**Set problem:** Pull every line containing "bottom" out of the material below.

**Records to use:**
Begin
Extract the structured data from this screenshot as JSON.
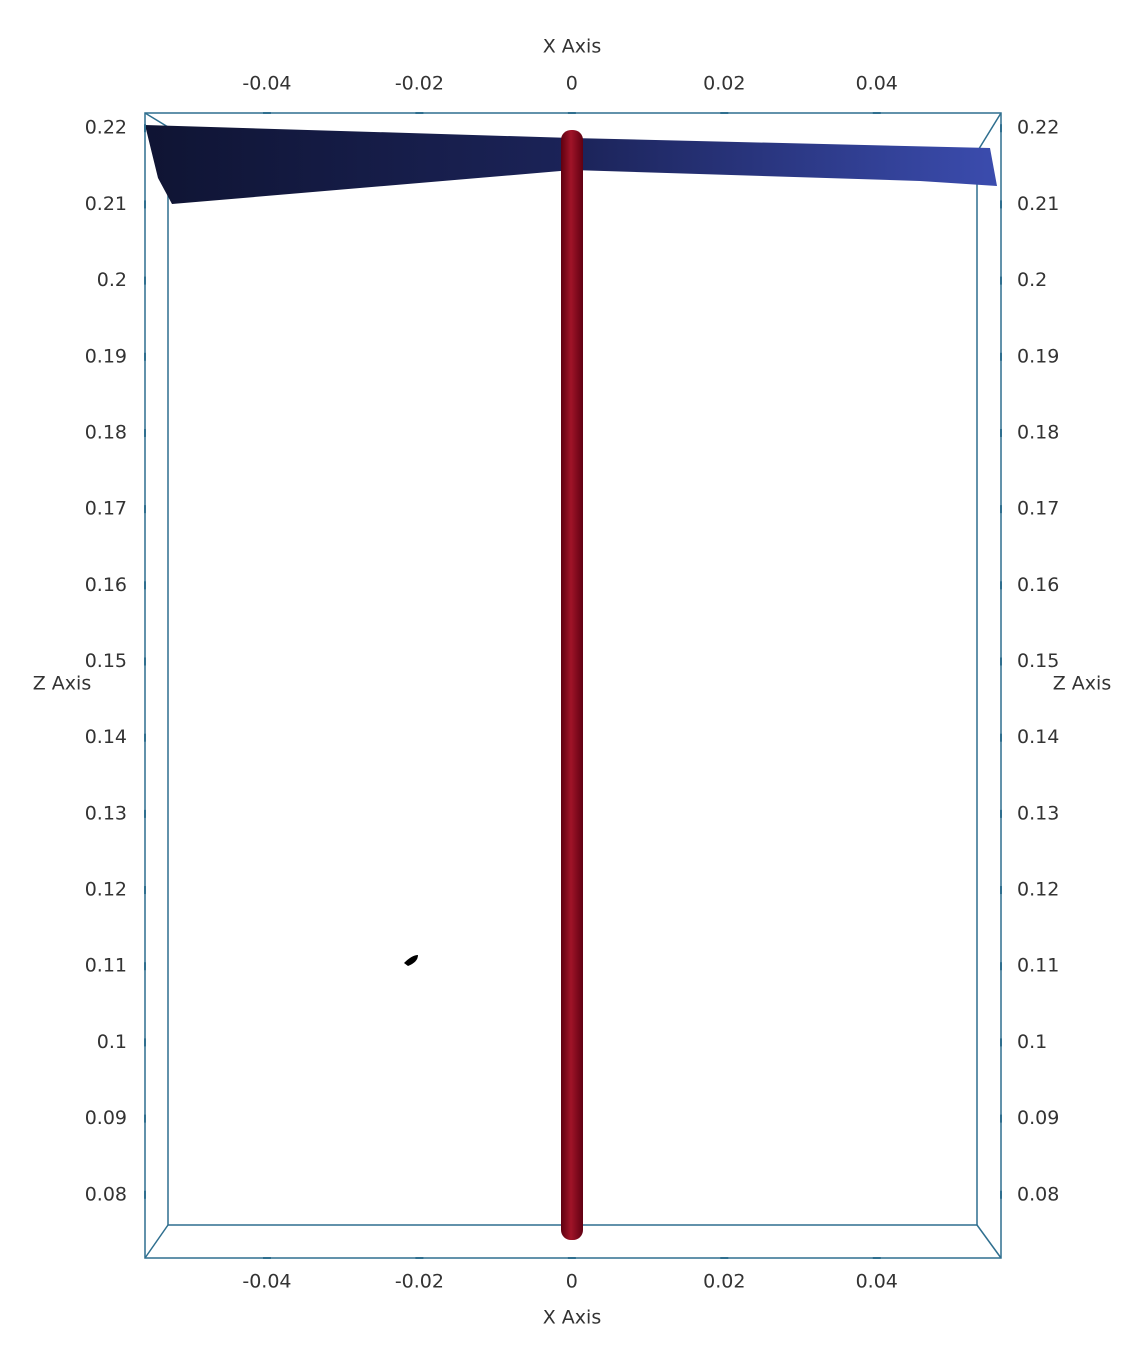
{
  "chart_data": {
    "type": "axes-grid",
    "xlabel": "X Axis",
    "ylabel": "Z Axis",
    "xlim": [
      -0.056,
      0.0563
    ],
    "ylim": [
      0.0717,
      0.222
    ],
    "xticks": [
      -0.04,
      -0.02,
      0,
      0.02,
      0.04
    ],
    "yticks": [
      0.08,
      0.09,
      0.1,
      0.11,
      0.12,
      0.13,
      0.14,
      0.15,
      0.16,
      0.17,
      0.18,
      0.19,
      0.2,
      0.21,
      0.22
    ]
  }
}
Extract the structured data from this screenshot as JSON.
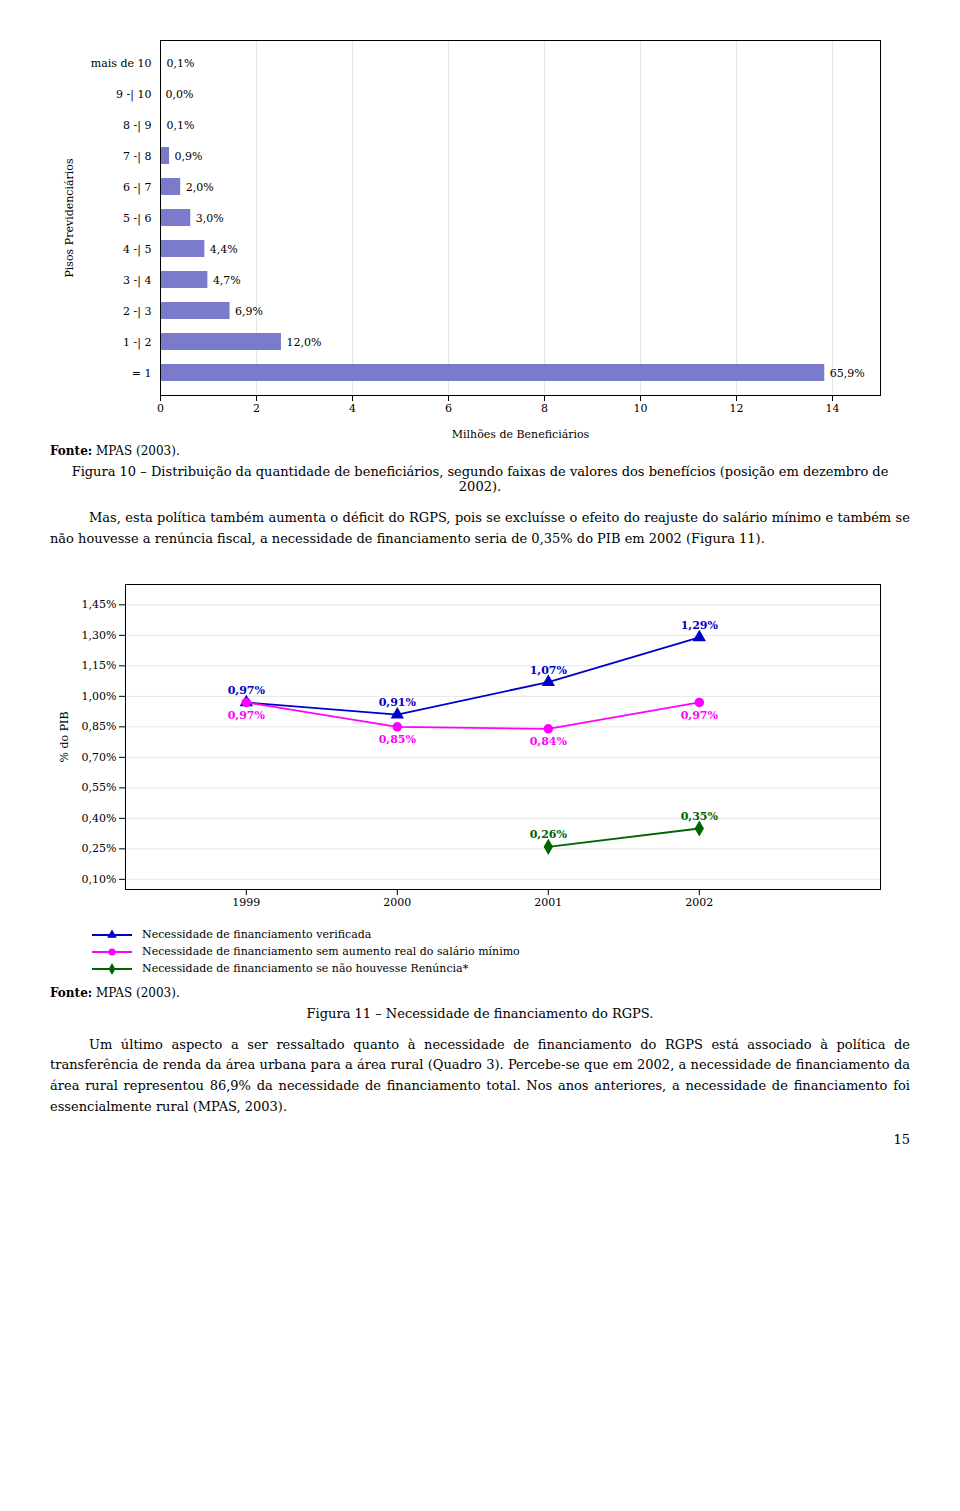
{
  "chart_data": [
    {
      "type": "bar",
      "title": "Figura 10 – Distribuição da quantidade de beneficiários, segundo faixas de valores dos benefícios (posição em dezembro de 2002).",
      "source": "Fonte: MPAS (2003).",
      "text": "Mas, esta política também aumenta o déficit do RGPS, pois se excluísse o efeito do reajuste do salário mínimo e também se não houvesse a renúncia fiscal, a necessidade de financiamento seria de 0,35% do PIB em 2002 (Figura 11).",
      "orientation": "horizontal",
      "categories": [
        "= 1",
        "1 -| 2",
        "2 -| 3",
        "3 -| 4",
        "4 -| 5",
        "5 -| 6",
        "6 -| 7",
        "7 -| 8",
        "8 -| 9",
        "9 -| 10",
        "mais de 10"
      ],
      "values": [
        13.839,
        2.52,
        1.449,
        0.987,
        0.924,
        0.63,
        0.42,
        0.189,
        0.021,
        0.001,
        0.021
      ],
      "value_labels": [
        "65,9%",
        "12,0%",
        "6,9%",
        "4,7%",
        "4,4%",
        "3,0%",
        "2,0%",
        "0,9%",
        "0,1%",
        "0,0%",
        "0,1%"
      ],
      "color": "#7b7bcd",
      "x_label": "Milhões de Beneficiários",
      "y_label": "Pisos Previdenciários",
      "xlim": [
        0,
        15
      ],
      "xticks": [
        0,
        2,
        4,
        6,
        8,
        10,
        12,
        14
      ],
      "grid": true
    },
    {
      "type": "line",
      "title": "Figura 11 – Necessidade de financiamento do RGPS.",
      "source": "Fonte: MPAS (2003).",
      "text": "Um último aspecto a ser ressaltado quanto à necessidade de financiamento do RGPS está associado à política de transferência de renda da área urbana para a área rural (Quadro 3). Percebe-se que em 2002, a necessidade de financiamento da área rural representou 86,9% da necessidade de financiamento total. Nos anos anteriores, a necessidade de financiamento foi essencialmente rural (MPAS, 2003).",
      "x": [
        1999,
        2000,
        2001,
        2002
      ],
      "series": [
        {
          "name": "Necessidade de financiamento verificada",
          "color": "#0000cc",
          "marker": "triangle",
          "values": [
            0.97,
            0.91,
            1.07,
            1.29
          ],
          "value_labels": [
            "0,97%",
            "0,91%",
            "1,07%",
            "1,29%"
          ]
        },
        {
          "name": "Necessidade de financiamento sem aumento real do salário mínimo",
          "color": "#ff00ff",
          "marker": "circle",
          "values": [
            0.97,
            0.85,
            0.84,
            0.97
          ],
          "value_labels": [
            "0,97%",
            "0,85%",
            "0,84%",
            "0,97%"
          ]
        },
        {
          "name": "Necessidade de financiamento se não houvesse Renúncia*",
          "color": "#006400",
          "marker": "diamond",
          "values": [
            null,
            null,
            0.26,
            0.35
          ],
          "value_labels": [
            null,
            null,
            "0,26%",
            "0,35%"
          ]
        }
      ],
      "y_label": "% do PIB",
      "xlim": [
        1998.2,
        2003.2
      ],
      "xticks": [
        1999,
        2000,
        2001,
        2002
      ],
      "ylim": [
        0.05,
        1.55
      ],
      "yticks": [
        {
          "value": 0.1,
          "label": "0,10%"
        },
        {
          "value": 0.25,
          "label": "0,25%"
        },
        {
          "value": 0.4,
          "label": "0,40%"
        },
        {
          "value": 0.55,
          "label": "0,55%"
        },
        {
          "value": 0.7,
          "label": "0,70%"
        },
        {
          "value": 0.85,
          "label": "0,85%"
        },
        {
          "value": 1.0,
          "label": "1,00%"
        },
        {
          "value": 1.15,
          "label": "1,15%"
        },
        {
          "value": 1.3,
          "label": "1,30%"
        },
        {
          "value": 1.45,
          "label": "1,45%"
        }
      ],
      "grid": true,
      "legend": "bottom"
    }
  ],
  "page_number": "15"
}
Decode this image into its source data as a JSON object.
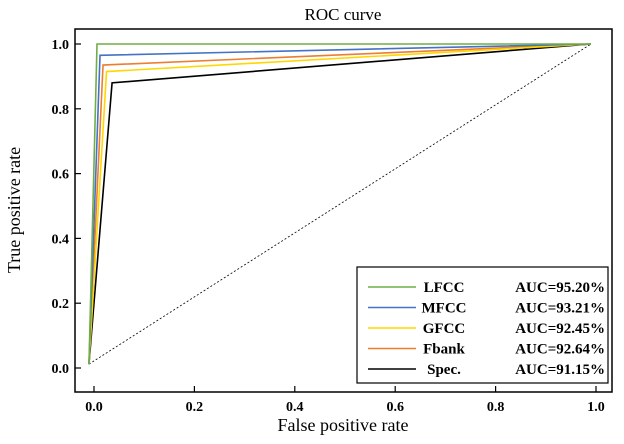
{
  "chart_data": {
    "type": "line",
    "title": "ROC curve",
    "xlabel": "False positive rate",
    "ylabel": "True positive rate",
    "xlim": [
      -0.04,
      1.03
    ],
    "ylim": [
      -0.04,
      1.08
    ],
    "xticks": [
      "0.0",
      "0.2",
      "0.4",
      "0.6",
      "0.8",
      "1.0"
    ],
    "yticks": [
      "0.0",
      "0.2",
      "0.4",
      "0.6",
      "0.8",
      "1.0"
    ],
    "xtick_values": [
      0,
      0.2,
      0.4,
      0.6,
      0.8,
      1.0
    ],
    "ytick_values": [
      0,
      0.2,
      0.4,
      0.6,
      0.8,
      1.0
    ],
    "grid": false,
    "legend_position": "bottom-right",
    "series": [
      {
        "name": "LFCC",
        "auc": "AUC=95.20%",
        "color": "#70ad47",
        "x": [
          -0.01,
          0.006,
          0.99
        ],
        "y": [
          0.012,
          1.0,
          1.0
        ]
      },
      {
        "name": "MFCC",
        "auc": "AUC=93.21%",
        "color": "#4472c4",
        "x": [
          -0.01,
          0.012,
          0.99
        ],
        "y": [
          0.012,
          0.965,
          1.0
        ]
      },
      {
        "name": "GFCC",
        "auc": "AUC=92.45%",
        "color": "#ffd700",
        "x": [
          -0.01,
          0.025,
          0.99
        ],
        "y": [
          0.012,
          0.915,
          1.0
        ]
      },
      {
        "name": "Fbank",
        "auc": "AUC=92.64%",
        "color": "#ed7d31",
        "x": [
          -0.01,
          0.018,
          0.99
        ],
        "y": [
          0.012,
          0.935,
          1.0
        ]
      },
      {
        "name": "Spec.",
        "auc": "AUC=91.15%",
        "color": "#000000",
        "x": [
          -0.01,
          0.036,
          0.99
        ],
        "y": [
          0.012,
          0.88,
          1.0
        ]
      }
    ],
    "reference_line": {
      "x": [
        -0.01,
        0.99
      ],
      "y": [
        0.012,
        1.0
      ]
    }
  }
}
End
**Expected output:**
      "legend": "bottom"
    "legend_position": "bottom-right",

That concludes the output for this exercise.